*OBJECTIVES*.
1. In the Mercator passage, who designed the barquentine?
2. Which kinds of sails make up the sail plan in the Mercator passage, and how many of each does the ship carry?
3. Carry on the Mercator passage from its final sentence.

*SUPPLIED PASSAGE*.

Belgian barquentine Mercator. Trinidad, c. 1960.jpg
Mercator visiting Trinidad, c. 1960.
History
Belgium
Name: Mercator
Namesake: Gerardus Mercator
Builder: Ramage and Ferguson Ltd, Leith, Scotland
Launched: 1932
Fate: Museum ship
General characteristics
Tonnage: 770 gross tons
Length: 78.5 m (258 ft) overall; 68 m (223 ft) hull length
Beam: 10.6 m (35 ft)
Height: foremast 39 m (128 ft); mainmast 41 m (135 ft); mizzenmast 40 metres (130 ft)
Draft: 5.1 m (17 ft)
Sail plan: Three-masted barquentine, 15 sails: four jibs, four square foresails, three staysails, two spankers, two gaff topsails
Speed: 13 knots (24 km/h; 15 mph)
Crew: 150

The barquentine Mercator was designed by the Antarctic explorer Adrien de Gerlache (1866–1934) as a training ship for the Belgian merchant fleet. She was named after Gerardus Mercator (1512–1594), Flemish cartographer. She was built in Leith, Scotland and launched in 1932.

Besides being a training a ship, she was also used, mainly before World War II, for scientific observations, or as ambassador for Belgium on world fairs and in sailing events.

In 1961, she became a floating museum, first in Antwerp, and finally from 1964 in the marina of Ostend, just in front of the city hall. As of 2013, she remained there in the heart of the city, open to visitors.

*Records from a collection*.
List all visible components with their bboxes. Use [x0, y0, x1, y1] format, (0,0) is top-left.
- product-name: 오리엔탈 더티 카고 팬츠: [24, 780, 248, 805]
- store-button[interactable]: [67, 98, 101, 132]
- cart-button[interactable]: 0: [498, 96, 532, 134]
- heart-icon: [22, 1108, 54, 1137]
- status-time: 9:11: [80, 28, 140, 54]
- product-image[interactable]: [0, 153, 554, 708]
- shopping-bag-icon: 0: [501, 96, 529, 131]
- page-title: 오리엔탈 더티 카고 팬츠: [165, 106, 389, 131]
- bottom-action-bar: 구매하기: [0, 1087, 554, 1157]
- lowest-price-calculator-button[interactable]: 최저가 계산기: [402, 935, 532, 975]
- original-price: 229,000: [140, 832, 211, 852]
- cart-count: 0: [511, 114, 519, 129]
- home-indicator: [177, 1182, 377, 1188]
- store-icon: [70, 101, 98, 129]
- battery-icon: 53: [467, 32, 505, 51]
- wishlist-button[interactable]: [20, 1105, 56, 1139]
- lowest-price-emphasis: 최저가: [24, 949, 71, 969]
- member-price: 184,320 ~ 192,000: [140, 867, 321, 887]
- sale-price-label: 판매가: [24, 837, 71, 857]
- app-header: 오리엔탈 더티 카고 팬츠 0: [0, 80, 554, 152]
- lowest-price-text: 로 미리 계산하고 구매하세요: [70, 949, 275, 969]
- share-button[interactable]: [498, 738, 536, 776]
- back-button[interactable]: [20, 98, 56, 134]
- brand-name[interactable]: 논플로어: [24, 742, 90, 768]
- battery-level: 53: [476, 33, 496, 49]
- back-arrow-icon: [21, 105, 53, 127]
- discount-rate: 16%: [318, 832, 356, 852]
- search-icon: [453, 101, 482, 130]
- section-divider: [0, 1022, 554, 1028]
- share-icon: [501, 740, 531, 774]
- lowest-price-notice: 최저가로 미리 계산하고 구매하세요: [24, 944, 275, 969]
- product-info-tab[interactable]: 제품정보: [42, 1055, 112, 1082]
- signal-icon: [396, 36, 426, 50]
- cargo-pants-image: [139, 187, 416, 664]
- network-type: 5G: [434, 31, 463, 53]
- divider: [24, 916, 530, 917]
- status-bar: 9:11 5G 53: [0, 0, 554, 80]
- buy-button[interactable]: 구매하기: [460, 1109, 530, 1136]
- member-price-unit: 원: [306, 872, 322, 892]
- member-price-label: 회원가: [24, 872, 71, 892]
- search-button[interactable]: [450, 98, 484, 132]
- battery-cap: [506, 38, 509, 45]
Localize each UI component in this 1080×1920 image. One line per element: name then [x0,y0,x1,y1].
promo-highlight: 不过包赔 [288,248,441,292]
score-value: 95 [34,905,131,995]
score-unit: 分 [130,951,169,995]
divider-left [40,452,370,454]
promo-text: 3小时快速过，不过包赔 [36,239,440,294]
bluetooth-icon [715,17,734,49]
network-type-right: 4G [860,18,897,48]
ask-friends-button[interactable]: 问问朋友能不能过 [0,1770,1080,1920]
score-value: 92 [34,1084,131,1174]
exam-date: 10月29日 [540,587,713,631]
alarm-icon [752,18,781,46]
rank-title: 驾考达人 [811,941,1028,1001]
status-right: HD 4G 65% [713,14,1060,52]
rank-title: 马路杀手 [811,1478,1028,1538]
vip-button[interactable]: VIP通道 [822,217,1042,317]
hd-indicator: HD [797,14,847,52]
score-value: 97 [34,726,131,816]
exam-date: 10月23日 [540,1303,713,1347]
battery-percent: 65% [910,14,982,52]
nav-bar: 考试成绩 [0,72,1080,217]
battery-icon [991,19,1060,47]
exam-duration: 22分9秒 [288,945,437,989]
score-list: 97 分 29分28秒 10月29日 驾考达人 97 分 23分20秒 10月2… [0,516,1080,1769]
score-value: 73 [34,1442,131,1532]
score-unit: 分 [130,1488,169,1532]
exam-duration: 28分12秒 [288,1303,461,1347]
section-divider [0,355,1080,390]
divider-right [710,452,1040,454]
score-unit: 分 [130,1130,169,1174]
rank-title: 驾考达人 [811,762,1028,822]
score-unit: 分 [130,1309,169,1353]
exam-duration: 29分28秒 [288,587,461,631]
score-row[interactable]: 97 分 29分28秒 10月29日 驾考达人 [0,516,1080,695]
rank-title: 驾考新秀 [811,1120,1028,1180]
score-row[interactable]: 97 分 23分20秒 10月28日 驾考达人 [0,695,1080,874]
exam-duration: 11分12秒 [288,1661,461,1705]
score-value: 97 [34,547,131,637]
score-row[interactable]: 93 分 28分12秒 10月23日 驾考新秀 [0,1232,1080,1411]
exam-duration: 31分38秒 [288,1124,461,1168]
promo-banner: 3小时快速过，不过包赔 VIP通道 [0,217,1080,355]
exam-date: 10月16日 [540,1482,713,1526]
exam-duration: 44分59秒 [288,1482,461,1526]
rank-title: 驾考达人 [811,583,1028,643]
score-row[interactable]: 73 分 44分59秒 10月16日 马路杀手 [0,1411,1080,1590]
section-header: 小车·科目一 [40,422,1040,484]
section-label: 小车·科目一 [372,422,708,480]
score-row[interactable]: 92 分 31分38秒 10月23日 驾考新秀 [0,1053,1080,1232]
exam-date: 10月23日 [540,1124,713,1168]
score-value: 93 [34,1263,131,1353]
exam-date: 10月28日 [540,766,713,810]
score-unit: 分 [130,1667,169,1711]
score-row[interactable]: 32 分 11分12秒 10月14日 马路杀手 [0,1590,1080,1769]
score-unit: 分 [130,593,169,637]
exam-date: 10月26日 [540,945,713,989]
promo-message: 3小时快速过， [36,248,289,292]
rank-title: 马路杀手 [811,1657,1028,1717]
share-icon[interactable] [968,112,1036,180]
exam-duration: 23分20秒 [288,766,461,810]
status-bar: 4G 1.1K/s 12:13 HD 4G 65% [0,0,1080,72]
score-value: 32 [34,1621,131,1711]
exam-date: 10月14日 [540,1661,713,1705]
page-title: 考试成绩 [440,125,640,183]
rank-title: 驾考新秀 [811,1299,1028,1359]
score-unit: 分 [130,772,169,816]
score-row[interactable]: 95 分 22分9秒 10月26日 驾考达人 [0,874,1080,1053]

*TASK RESULTS*.
1. The Antarctic explorer Adrien de Gerlache.

2. Four jibs, four square foresails, three staysails, two spankers, two gaff topsails

3.
Mercator is a composite rigging. The foremast carries square sails, the main mast and the mizzen mast are rigged with fore and aft-sails. Usually the Mercator carried 15 sails with a total surface of about 1600 m². By fair wind she could easily make 13 knots.

Mercator's real career started off in 1934 when the ship sailed from Pitcairn Island, Tahiti, Papeete, to the Marquis Islands and Honolulu for a Belgo-French scientific expedition. This was her seventh cruise and known to be a fairly remarkable one to those preceding World War Two.

In 1936 Ostend's Mercator had the great honor to bring over the remains of Flemish missionary and apostle of the lepers, Pater Damiaan's from Molokai island.

On February 21, 1940, Mercator set out for her last cruise before World War 2. She sailed to Rio de Janeiro and afterward arrived in Boma.

From early 1945 to mid 1947, the ship was taken under custody of the British Admiralty as a "Submarine Depot Ship". Unfortunately after 1947 the elegant ship that it once was, wouldn't be able to be put to sea again until January 20, 1951. After the horrible experience in Great Britain it went back to Belgium to work greatly on its maintenance.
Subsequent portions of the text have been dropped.